### TASK DIRECTIONS
Check each line for the word "Maven" and give how many have it. Say nothing else.

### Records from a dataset

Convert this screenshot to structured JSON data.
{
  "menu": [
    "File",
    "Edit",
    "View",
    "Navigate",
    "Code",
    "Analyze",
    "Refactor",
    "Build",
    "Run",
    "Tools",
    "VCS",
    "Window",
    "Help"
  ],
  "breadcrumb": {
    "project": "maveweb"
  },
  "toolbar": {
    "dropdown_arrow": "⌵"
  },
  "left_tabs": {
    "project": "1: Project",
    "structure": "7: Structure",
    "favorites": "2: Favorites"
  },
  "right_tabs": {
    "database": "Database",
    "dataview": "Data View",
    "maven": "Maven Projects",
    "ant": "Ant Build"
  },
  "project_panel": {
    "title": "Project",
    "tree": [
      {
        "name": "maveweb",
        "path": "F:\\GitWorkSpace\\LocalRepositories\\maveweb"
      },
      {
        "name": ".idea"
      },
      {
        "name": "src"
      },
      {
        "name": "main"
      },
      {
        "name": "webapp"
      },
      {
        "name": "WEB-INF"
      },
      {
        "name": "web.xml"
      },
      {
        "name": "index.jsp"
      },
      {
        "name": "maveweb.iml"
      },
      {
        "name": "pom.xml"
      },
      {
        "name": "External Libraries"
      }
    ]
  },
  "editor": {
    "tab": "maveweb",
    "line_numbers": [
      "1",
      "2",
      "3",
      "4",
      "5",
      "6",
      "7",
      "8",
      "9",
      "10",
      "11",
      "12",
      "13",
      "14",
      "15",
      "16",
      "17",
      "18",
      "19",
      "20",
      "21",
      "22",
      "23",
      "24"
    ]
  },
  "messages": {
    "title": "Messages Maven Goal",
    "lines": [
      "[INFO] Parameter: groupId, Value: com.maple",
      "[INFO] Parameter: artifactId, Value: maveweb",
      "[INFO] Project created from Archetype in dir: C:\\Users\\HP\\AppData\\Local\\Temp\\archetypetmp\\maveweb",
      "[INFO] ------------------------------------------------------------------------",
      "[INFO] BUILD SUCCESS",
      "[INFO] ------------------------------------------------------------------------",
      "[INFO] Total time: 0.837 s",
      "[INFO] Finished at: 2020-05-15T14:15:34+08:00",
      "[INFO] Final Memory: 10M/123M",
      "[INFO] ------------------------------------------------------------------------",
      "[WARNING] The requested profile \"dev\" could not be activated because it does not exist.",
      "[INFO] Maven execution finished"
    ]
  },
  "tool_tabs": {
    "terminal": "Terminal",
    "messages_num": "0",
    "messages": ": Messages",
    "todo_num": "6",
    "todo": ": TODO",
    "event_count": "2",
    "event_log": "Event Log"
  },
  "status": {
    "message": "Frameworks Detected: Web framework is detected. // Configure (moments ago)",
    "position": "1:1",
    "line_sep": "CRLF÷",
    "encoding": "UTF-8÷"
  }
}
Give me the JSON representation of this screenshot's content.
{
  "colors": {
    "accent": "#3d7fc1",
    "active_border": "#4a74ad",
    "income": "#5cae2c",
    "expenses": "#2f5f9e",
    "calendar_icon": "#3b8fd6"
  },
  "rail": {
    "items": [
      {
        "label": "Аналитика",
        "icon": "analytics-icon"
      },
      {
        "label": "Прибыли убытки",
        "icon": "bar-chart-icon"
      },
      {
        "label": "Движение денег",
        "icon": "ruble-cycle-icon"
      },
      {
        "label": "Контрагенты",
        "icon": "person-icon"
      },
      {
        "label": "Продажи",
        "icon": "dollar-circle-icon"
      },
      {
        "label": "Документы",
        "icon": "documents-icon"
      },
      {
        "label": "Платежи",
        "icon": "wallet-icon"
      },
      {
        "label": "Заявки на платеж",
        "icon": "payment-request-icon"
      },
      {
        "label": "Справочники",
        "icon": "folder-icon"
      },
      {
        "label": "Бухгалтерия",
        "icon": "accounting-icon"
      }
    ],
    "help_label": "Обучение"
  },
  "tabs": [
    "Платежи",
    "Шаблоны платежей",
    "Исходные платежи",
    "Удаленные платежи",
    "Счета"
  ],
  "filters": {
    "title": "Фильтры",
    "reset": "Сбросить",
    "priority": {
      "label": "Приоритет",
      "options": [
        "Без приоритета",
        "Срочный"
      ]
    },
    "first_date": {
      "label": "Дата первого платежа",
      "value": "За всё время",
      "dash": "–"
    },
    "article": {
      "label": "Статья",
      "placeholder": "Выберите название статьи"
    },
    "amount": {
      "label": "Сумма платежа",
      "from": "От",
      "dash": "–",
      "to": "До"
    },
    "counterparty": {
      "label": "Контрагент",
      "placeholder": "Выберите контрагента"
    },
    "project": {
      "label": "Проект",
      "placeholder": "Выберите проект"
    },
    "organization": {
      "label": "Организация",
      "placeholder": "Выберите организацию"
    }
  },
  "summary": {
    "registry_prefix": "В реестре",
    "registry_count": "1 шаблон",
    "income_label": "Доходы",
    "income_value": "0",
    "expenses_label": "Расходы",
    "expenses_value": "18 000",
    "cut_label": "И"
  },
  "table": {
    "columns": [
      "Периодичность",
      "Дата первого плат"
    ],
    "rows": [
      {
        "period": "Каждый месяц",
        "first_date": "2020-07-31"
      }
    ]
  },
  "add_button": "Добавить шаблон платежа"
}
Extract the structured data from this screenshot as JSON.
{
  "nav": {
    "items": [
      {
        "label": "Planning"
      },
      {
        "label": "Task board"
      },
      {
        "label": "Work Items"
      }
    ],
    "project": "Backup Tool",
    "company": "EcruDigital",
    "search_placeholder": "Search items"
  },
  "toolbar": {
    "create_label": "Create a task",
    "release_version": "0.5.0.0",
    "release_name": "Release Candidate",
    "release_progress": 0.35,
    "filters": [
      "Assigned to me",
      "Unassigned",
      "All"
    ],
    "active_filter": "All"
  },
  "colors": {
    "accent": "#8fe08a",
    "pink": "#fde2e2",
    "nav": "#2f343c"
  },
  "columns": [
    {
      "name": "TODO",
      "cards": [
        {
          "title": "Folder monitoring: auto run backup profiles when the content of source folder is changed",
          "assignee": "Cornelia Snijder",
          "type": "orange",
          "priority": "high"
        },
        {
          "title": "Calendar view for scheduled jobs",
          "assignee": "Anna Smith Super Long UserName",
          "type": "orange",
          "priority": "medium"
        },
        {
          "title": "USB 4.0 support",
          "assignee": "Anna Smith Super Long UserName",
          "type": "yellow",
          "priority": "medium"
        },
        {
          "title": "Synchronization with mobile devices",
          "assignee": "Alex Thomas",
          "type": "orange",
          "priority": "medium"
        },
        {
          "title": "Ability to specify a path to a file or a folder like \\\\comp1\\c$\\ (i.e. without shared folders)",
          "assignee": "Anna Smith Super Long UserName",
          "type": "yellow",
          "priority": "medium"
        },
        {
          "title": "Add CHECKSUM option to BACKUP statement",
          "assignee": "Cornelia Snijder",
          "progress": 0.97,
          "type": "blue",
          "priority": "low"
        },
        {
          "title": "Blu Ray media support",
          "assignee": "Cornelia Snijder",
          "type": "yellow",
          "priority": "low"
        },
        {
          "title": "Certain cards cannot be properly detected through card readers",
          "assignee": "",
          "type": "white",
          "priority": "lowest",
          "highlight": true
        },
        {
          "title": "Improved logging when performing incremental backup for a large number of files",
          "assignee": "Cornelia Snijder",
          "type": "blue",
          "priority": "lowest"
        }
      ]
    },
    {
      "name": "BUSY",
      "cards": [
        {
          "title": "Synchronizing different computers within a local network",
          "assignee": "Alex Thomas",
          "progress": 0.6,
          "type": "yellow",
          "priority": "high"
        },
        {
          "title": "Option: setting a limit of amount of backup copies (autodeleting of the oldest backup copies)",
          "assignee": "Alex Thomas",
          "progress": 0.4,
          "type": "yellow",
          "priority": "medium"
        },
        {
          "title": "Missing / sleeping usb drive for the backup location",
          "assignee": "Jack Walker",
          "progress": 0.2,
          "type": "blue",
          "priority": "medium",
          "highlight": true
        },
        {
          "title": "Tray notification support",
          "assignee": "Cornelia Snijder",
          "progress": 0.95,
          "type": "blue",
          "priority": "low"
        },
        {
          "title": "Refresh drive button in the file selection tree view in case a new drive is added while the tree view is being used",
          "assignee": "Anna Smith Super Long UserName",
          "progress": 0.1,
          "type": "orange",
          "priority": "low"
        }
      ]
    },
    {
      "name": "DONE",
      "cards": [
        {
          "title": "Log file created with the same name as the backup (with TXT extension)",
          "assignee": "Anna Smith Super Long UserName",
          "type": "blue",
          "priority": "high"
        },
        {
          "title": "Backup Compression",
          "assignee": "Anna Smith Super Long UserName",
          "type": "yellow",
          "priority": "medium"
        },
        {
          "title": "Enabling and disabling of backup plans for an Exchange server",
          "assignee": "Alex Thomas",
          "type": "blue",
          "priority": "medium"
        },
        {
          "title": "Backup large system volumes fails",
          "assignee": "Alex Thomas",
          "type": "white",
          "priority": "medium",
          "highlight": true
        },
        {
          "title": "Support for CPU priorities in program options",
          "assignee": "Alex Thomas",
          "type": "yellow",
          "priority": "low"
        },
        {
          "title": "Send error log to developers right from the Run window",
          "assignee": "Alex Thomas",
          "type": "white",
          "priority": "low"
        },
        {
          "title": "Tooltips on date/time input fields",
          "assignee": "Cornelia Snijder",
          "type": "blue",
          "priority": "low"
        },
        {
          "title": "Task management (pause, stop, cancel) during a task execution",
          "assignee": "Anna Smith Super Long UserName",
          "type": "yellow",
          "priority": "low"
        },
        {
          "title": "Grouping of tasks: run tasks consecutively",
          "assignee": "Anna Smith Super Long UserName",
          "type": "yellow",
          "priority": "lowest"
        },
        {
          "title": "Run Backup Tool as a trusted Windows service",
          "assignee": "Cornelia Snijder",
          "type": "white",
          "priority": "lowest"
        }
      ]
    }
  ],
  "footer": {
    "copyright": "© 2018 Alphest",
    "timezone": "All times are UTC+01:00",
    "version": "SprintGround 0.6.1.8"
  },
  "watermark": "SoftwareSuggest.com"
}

### TASK RESPONSE
3